>> Start Material provided

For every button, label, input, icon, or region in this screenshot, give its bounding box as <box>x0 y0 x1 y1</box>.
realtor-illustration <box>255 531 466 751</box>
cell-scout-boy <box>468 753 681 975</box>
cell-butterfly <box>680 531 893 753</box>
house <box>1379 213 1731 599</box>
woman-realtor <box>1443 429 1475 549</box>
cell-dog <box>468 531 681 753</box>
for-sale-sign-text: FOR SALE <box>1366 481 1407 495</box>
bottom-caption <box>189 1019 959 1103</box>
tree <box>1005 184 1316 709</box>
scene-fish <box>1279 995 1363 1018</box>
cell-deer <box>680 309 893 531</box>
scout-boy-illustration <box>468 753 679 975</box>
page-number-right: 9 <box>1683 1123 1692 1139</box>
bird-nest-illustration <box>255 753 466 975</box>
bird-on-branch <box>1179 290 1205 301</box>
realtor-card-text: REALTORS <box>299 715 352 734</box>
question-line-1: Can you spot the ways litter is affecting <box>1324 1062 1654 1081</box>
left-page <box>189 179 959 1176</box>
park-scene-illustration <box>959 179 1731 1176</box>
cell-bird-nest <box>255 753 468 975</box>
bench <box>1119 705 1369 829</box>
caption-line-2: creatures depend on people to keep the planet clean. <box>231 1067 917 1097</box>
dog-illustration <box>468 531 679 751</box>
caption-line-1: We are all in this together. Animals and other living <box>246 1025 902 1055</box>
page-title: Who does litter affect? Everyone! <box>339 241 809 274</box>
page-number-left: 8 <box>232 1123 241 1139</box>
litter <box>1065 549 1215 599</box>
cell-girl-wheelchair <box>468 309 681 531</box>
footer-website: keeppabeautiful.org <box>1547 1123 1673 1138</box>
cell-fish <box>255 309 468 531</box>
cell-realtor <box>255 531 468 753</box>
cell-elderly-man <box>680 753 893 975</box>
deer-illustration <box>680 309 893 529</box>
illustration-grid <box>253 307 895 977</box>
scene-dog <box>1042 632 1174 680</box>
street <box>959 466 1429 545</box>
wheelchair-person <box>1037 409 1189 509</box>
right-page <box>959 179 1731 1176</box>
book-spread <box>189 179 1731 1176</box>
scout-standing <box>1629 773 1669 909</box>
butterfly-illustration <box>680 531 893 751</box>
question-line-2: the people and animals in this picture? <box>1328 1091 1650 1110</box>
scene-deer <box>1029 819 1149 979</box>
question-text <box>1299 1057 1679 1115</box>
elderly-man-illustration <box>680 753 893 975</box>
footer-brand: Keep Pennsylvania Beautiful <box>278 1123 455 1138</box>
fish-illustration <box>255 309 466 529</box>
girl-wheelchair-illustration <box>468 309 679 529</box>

>> End Material provided

_Stated task:_
Gather every line of the entries above that contains the string "fish", and copy each one in full.

_Correct response:_
scene-fish <box>1279 995 1363 1018</box>
cell-fish <box>255 309 468 531</box>
fish-illustration <box>255 309 466 529</box>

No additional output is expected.